===== Supplied material

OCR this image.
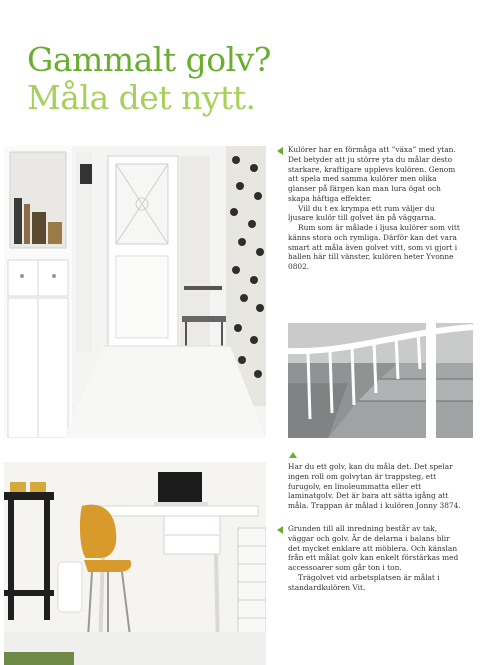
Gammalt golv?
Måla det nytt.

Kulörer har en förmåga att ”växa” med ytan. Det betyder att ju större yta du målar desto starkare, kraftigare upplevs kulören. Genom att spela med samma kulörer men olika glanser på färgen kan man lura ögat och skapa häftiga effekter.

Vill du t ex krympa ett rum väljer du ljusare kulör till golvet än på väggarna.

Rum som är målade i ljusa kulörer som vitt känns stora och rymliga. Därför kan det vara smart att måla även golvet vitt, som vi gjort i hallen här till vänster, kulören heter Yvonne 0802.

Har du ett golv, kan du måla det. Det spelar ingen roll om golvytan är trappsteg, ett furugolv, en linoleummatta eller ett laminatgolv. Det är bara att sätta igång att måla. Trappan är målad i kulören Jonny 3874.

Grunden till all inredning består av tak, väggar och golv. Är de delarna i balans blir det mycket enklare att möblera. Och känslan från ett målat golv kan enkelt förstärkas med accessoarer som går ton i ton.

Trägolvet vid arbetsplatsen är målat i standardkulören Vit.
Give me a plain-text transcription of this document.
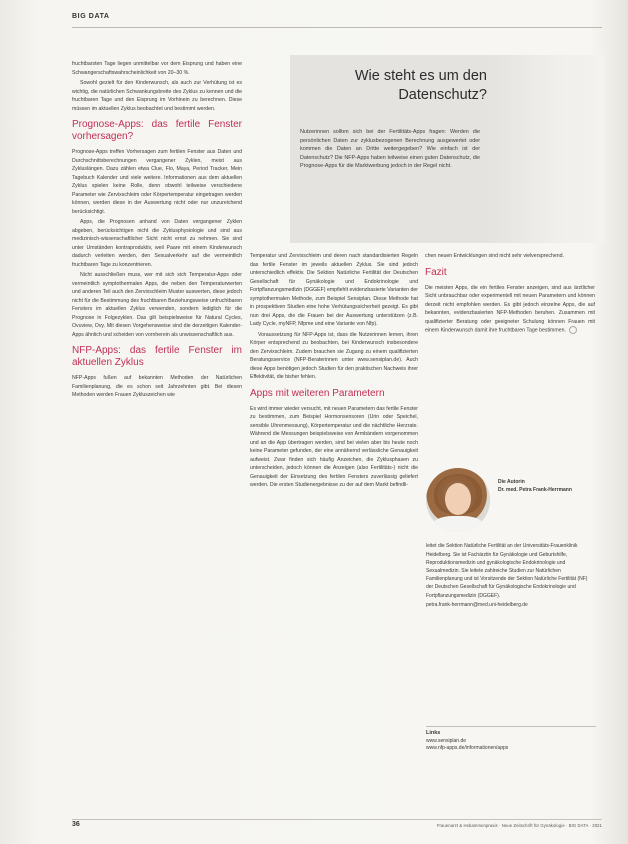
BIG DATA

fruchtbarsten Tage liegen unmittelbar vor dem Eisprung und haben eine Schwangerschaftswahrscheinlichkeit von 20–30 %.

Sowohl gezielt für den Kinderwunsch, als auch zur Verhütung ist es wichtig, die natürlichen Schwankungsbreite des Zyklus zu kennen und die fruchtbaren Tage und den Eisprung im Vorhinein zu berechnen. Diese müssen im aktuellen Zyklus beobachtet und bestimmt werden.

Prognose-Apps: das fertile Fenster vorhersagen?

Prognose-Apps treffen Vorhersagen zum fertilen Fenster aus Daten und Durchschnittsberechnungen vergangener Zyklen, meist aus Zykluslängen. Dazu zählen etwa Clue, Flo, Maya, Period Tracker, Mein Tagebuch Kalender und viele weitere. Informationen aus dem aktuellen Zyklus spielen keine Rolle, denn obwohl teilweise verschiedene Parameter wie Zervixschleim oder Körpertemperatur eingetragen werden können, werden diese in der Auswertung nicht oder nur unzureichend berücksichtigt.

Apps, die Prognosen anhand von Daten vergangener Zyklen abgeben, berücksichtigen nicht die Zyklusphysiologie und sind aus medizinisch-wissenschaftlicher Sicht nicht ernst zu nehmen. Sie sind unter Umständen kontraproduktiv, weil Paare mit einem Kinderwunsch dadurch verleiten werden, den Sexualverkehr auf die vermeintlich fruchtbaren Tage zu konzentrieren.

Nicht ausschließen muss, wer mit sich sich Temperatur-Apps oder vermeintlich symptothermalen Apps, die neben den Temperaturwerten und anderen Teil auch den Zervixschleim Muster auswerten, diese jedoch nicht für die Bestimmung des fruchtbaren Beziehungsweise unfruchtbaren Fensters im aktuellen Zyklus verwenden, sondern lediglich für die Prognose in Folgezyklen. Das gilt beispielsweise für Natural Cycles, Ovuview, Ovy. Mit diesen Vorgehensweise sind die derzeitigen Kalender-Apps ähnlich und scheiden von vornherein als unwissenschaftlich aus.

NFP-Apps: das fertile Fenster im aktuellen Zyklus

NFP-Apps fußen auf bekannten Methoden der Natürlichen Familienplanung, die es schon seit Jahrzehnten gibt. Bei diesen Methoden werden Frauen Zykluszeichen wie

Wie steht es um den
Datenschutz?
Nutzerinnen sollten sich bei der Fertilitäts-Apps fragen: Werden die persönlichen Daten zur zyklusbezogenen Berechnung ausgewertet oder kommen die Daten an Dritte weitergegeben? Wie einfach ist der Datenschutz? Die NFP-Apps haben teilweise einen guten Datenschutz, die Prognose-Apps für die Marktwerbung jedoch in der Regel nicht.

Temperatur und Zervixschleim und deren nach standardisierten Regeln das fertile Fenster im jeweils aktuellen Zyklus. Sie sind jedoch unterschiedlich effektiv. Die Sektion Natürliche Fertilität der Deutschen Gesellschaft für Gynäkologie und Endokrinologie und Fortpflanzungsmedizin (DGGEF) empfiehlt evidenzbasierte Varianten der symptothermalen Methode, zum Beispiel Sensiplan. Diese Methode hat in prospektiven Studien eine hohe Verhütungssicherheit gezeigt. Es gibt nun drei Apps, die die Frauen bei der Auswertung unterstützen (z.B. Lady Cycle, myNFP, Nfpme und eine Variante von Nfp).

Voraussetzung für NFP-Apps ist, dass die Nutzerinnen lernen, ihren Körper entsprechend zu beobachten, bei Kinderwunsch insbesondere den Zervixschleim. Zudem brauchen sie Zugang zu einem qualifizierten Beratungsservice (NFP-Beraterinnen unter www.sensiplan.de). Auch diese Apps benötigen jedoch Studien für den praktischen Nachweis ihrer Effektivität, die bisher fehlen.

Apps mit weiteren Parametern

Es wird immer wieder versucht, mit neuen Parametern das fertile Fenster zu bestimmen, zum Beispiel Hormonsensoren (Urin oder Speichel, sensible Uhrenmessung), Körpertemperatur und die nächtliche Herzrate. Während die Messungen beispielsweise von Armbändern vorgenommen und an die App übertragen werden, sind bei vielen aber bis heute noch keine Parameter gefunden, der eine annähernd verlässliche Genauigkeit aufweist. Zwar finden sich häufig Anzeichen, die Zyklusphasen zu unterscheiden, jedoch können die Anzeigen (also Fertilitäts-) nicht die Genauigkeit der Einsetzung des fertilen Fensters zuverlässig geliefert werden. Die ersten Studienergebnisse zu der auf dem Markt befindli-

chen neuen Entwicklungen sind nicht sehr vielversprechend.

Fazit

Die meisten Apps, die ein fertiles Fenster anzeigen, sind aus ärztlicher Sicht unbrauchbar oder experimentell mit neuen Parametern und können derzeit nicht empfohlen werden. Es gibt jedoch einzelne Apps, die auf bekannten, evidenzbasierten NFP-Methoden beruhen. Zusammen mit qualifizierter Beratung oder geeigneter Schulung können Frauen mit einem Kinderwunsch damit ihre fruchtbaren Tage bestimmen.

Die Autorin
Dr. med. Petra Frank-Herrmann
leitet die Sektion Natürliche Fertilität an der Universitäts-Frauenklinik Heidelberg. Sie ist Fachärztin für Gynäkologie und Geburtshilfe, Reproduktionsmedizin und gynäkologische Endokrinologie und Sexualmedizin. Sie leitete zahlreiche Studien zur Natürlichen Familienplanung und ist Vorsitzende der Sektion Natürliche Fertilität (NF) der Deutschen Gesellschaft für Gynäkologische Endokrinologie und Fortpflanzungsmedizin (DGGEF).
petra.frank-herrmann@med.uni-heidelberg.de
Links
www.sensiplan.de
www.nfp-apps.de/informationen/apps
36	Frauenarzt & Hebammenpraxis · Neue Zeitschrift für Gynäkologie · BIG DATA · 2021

==========
===== Supplied material

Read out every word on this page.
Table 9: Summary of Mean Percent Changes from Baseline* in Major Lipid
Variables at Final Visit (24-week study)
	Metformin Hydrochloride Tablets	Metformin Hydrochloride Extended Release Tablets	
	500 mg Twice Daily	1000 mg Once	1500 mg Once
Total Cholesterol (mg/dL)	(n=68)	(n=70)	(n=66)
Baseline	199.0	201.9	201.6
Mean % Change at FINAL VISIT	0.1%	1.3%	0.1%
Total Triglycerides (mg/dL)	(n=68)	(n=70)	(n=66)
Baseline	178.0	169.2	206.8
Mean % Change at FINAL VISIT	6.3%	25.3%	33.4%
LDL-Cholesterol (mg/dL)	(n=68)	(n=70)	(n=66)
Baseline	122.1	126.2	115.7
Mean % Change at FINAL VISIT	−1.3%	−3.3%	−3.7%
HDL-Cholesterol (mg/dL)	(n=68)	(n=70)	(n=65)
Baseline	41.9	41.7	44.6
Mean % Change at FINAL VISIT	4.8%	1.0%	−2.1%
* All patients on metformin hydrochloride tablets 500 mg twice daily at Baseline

==========

**Problem details**
Your reply should be only the number of lines in the records above that include "teilweise".

**Output**
2